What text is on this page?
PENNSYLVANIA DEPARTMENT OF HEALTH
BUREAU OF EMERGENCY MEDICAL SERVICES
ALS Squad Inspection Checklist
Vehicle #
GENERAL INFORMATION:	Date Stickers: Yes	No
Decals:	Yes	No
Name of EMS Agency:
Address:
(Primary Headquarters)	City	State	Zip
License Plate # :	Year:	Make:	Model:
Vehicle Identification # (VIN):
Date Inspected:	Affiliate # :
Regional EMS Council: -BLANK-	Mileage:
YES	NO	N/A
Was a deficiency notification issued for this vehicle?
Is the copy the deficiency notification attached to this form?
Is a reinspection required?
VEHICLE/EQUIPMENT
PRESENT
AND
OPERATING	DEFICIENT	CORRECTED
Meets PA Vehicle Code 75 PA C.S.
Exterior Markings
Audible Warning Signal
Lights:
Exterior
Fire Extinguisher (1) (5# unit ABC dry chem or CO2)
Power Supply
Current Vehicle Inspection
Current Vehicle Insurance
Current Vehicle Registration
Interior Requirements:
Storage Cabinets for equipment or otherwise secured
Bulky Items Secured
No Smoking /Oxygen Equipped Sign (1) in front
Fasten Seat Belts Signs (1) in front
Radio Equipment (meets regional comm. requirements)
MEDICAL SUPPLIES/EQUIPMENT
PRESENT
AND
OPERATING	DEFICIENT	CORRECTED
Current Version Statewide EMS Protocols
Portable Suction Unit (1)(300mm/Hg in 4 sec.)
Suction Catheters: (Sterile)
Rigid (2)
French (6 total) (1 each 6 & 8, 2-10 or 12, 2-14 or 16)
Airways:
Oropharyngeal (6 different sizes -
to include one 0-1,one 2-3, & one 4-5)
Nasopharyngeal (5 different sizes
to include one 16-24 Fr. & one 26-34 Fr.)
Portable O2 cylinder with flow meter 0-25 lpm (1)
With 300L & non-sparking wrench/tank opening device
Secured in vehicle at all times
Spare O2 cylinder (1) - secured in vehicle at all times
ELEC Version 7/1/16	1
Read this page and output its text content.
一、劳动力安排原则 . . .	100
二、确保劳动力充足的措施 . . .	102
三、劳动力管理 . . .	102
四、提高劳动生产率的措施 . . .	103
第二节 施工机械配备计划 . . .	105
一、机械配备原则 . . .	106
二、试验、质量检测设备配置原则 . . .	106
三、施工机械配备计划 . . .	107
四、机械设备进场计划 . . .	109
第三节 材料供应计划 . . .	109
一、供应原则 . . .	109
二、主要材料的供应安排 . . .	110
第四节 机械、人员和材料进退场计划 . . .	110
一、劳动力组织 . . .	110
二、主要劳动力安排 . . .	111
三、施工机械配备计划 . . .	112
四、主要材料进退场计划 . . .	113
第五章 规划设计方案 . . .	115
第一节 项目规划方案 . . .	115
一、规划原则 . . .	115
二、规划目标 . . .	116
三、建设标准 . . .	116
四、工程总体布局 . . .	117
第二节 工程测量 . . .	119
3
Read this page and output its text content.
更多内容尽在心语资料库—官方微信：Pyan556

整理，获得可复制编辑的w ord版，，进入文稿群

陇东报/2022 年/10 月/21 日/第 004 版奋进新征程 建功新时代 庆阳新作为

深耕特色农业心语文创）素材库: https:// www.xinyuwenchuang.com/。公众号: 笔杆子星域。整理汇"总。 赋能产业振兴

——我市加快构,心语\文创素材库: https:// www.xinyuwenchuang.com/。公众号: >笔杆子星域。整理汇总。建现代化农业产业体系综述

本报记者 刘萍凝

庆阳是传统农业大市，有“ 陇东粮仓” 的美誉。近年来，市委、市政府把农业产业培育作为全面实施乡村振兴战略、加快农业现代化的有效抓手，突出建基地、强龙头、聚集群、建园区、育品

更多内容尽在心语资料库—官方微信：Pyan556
=======
* **Aim**
Give back only a number, the number of lines where the string "front" occurs.

* **Completed task**
2